= Exercise goal =
In the listing below, pick out lines with "score".

= Material supplied =

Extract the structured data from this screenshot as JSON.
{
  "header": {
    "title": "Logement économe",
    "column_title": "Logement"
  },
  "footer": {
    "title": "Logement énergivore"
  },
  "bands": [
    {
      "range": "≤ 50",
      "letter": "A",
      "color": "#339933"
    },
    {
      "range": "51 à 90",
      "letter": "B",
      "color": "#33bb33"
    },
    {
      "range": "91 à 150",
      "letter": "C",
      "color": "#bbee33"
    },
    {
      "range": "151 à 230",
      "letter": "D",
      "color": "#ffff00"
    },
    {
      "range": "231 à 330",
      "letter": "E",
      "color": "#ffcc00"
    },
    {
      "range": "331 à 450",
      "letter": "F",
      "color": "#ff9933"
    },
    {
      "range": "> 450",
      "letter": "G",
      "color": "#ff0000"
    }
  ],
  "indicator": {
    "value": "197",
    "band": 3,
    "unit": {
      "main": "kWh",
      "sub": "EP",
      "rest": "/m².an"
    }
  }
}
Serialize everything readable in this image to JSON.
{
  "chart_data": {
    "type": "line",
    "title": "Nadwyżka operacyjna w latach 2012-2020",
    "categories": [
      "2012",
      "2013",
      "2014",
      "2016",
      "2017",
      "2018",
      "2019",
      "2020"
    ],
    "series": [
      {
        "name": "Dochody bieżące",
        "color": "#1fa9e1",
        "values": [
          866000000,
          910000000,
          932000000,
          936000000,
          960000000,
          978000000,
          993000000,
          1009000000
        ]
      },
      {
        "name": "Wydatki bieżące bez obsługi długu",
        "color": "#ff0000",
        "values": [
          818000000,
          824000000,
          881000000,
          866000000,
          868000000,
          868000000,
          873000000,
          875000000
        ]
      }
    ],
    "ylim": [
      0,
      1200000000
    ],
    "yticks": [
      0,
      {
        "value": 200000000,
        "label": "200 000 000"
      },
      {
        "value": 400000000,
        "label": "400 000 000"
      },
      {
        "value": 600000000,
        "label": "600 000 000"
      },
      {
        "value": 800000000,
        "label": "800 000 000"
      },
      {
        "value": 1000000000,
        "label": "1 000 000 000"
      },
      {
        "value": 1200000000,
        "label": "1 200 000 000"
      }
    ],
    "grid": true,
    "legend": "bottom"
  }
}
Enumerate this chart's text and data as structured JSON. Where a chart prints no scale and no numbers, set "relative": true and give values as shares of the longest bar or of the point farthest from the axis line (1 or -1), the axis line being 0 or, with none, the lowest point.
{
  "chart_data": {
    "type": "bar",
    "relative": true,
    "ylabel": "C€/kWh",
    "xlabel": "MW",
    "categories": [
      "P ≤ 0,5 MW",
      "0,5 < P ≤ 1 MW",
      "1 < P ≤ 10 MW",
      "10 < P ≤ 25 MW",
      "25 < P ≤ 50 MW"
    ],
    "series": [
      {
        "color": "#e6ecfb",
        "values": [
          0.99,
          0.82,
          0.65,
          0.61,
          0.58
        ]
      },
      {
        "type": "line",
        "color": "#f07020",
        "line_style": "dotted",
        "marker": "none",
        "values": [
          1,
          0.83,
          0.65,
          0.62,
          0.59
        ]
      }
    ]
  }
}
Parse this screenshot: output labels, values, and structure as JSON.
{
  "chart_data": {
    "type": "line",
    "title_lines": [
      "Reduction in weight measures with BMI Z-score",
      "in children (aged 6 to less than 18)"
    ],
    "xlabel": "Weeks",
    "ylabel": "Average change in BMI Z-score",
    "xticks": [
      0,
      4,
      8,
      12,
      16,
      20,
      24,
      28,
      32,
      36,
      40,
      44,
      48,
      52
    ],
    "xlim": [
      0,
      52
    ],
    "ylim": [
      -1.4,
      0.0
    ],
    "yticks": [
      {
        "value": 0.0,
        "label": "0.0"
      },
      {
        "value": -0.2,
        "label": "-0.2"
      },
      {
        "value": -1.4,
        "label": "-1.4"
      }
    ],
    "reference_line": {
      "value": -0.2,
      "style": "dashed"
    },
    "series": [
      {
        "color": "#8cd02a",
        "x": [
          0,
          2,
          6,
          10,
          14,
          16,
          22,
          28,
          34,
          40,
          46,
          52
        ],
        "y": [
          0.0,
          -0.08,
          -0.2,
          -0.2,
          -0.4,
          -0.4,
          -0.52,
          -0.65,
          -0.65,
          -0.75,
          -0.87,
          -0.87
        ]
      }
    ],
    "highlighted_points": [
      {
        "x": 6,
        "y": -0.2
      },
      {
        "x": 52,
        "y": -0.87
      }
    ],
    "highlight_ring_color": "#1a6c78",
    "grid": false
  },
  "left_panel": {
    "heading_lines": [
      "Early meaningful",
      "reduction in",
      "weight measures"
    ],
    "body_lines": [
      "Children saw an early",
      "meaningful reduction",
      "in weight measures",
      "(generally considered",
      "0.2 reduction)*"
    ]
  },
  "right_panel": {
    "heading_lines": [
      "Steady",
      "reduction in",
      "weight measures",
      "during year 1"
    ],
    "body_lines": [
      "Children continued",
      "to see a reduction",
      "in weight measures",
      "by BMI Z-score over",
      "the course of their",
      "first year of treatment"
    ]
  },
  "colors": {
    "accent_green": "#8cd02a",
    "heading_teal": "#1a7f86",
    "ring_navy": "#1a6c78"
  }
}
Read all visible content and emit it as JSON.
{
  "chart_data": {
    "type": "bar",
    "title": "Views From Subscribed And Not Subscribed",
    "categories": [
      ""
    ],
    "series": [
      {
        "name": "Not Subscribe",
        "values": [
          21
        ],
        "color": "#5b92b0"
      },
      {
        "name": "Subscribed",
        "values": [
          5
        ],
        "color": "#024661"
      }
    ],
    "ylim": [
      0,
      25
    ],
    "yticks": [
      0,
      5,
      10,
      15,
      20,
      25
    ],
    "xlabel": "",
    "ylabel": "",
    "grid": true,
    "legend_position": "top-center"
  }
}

= Worked solution =
      "Reduction in weight measures with BMI Z-score",
    "ylabel": "Average change in BMI Z-score",
      "by BMI Z-score over",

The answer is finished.